• _Challenge_
Exclude any images and output the remaining records exactly.

• • • • • • •

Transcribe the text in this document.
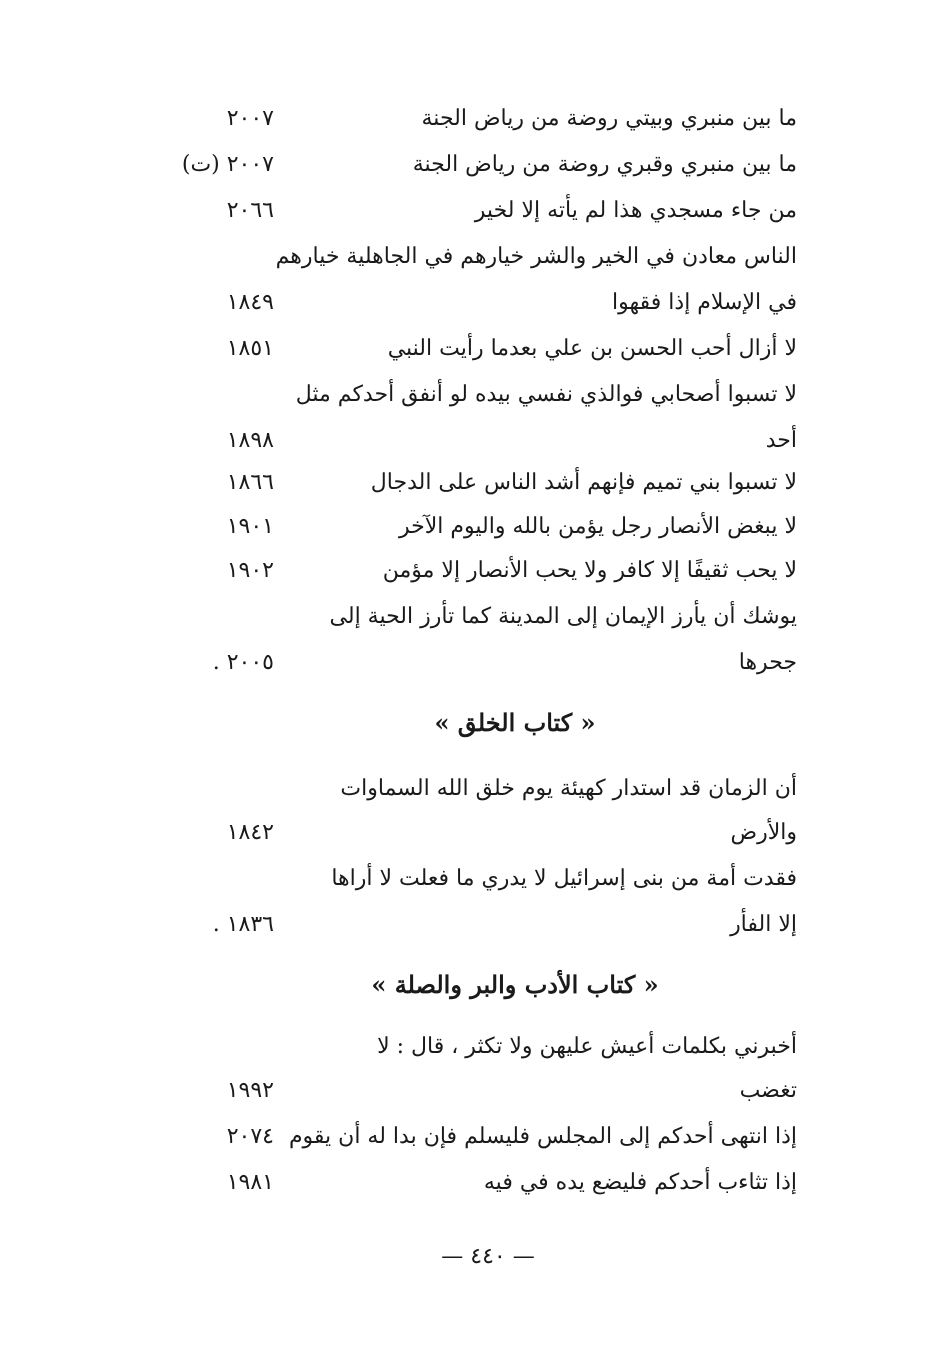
ما بين منبري وبيتي روضة من رياض الجنة
٢٠٠٧
ما بين منبري وقبري روضة من رياض الجنة
٢٠٠٧ (ت)
من جاء مسجدي هذا لم يأته إلا لخير
٢٠٦٦
الناس معادن في الخير والشر خيارهم في الجاهلية خيارهم
في الإسلام إذا فقهوا
١٨٤٩
لا أزال أحب الحسن بن علي بعدما رأيت النبي
١٨٥١
لا تسبوا أصحابي فوالذي نفسي بيده لو أنفق أحدكم مثل
أحد
١٨٩٨
لا تسبوا بني تميم فإنهم أشد الناس على الدجال
١٨٦٦
لا يبغض الأنصار رجل يؤمن بالله واليوم الآخر
١٩٠١
لا يحب ثقيفًا إلا كافر ولا يحب الأنصار إلا مؤمن
١٩٠٢
يوشك أن يأرز الإيمان إلى المدينة كما تأرز الحية إلى
جحرها
٢٠٠٥ .
« كتاب الخلق »
أن الزمان قد استدار كهيئة يوم خلق الله السماوات
والأرض
١٨٤٢
فقدت أمة من بنى إسرائيل لا يدري ما فعلت لا أراها
إلا الفأر
١٨٣٦ .
« كتاب الأدب والبر والصلة »
أخبرني بكلمات أعيش عليهن ولا تكثر ، قال : لا
تغضب
١٩٩٢
إذا انتهى أحدكم إلى المجلس فليسلم فإن بدا له أن يقوم
٢٠٧٤
إذا تثاءب أحدكم فليضع يده في فيه
١٩٨١
— ٤٤٠ —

• • • • • • •

• _Result of the task_
Transcribe the text in this document.
ما بين منبري وبيتي روضة من رياض الجنة
٢٠٠٧
ما بين منبري وقبري روضة من رياض الجنة
٢٠٠٧ (ت)
من جاء مسجدي هذا لم يأته إلا لخير
٢٠٦٦
الناس معادن في الخير والشر خيارهم في الجاهلية خيارهم
في الإسلام إذا فقهوا
١٨٤٩
لا أزال أحب الحسن بن علي بعدما رأيت النبي
١٨٥١
لا تسبوا أصحابي فوالذي نفسي بيده لو أنفق أحدكم مثل
أحد
١٨٩٨
لا تسبوا بني تميم فإنهم أشد الناس على الدجال
١٨٦٦
لا يبغض الأنصار رجل يؤمن بالله واليوم الآخر
١٩٠١
لا يحب ثقيفًا إلا كافر ولا يحب الأنصار إلا مؤمن
١٩٠٢
يوشك أن يأرز الإيمان إلى المدينة كما تأرز الحية إلى
جحرها
٢٠٠٥ .
« كتاب الخلق »
أن الزمان قد استدار كهيئة يوم خلق الله السماوات
والأرض
١٨٤٢
فقدت أمة من بنى إسرائيل لا يدري ما فعلت لا أراها
إلا الفأر
١٨٣٦ .
« كتاب الأدب والبر والصلة »
أخبرني بكلمات أعيش عليهن ولا تكثر ، قال : لا
تغضب
١٩٩٢
إذا انتهى أحدكم إلى المجلس فليسلم فإن بدا له أن يقوم
٢٠٧٤
إذا تثاءب أحدكم فليضع يده في فيه
١٩٨١
— ٤٤٠ —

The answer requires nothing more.